**** DOCUMENT EXCERPT

Do School-Based Obesity Interventions Work?



In light of the increasing number of overweight and obese kids, demand and focus on interventions aimed at school kids is increasing.

The questions, however, are:

1) is the school really the best place to intervene – or in other words, can the school compensate for poor environments in the home and the often poor parenting skills that may promote childhood obesity?

and perhaps more importantly,

2) do school-based invterventions actually work?

The latter issue was recently studied by Jonathan Kropski and colleagues from the Vanderbilt Centre for Evidence-Based Medicine, Nashville, Tennessee in a paper just out in OBESITY.

Kropski and colleagues performed a systematic review of all research published on this issue since 1990 and found only fourteen studies that were of sufficient quality to draw any conclusions. These included one nutrition-only progam, two physical activity promotion inverventions and eleven studies that combined both nutrition and activity interventions.

Based on the quality and results of these studies, only one study was designated as providing strong (grade 4 = randomzed controlled trial) evidence for the prevention of excessive weight gain in girls. Four weaker studies (observational data) provided some evidence of efficacy in boys and girls. The rest of the studies provided even weaker evidence for significantly improving measures of dietary intake, physical activity or both.

The bottom line is that from the current data, no conclusive evidence can be drawn regarding either the benefit or lack thereof for school-based intervention programs. There is certainly no evidence whatsoever that school-based interventions will indeed translate into less overweight or obesity in young adults.

Does this mean we sit back and give up? Certainly not – however, we must realise that pouring all our money into school programs as our primary approach to taming the obesity giant is based more on wishful thinking than on hard evidence.

The authors believe that despite the rather poor body of evidence, schools will play an important role in stemming current trends in overweight and obesity in children – but that is exactly it – for now this is nothing more than a “belief”.

Clearly, we need more high-quality studies to determine whether or not investing in school programs is indeed cost-effective.

My guess is that without parents taking on an active role and policy makers doing all they can to reduce our current obesogenic environment, schools will have little say in the matter – but of course, I am happy to be proven wrong.

********
**** DATASET ENTRIES

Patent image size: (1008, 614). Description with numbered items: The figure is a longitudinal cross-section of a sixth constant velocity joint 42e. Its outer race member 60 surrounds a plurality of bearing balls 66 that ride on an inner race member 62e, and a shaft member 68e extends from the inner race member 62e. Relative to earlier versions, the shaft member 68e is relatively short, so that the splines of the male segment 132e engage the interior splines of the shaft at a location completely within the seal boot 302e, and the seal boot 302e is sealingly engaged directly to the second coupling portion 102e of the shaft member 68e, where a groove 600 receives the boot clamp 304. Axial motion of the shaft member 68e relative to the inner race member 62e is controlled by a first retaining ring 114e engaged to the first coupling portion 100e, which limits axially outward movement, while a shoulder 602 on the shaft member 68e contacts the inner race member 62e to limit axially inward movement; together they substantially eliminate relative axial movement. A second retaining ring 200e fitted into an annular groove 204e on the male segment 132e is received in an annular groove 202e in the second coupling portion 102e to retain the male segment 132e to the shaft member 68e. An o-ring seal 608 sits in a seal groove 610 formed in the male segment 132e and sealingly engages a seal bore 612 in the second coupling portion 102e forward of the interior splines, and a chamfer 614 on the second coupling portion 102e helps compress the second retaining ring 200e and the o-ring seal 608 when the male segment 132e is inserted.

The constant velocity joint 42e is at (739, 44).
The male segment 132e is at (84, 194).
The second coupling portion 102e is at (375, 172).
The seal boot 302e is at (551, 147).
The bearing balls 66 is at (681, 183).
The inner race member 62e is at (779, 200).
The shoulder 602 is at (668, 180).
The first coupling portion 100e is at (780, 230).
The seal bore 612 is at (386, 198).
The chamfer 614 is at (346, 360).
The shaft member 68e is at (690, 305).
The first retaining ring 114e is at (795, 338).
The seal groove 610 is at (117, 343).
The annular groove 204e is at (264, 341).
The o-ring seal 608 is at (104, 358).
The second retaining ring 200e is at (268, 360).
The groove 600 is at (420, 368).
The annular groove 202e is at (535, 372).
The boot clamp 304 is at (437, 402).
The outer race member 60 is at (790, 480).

********

THE TASK →
List every type of program among the fourteen studies that the article on school-based obesity interventions describes, with the number of studies of each type.

SOLVED EXERCISE →
- Nutrition-only program: one study
- Physical activity promotion interventions: two studies
- Combined nutrition and activity interventions: eleven studies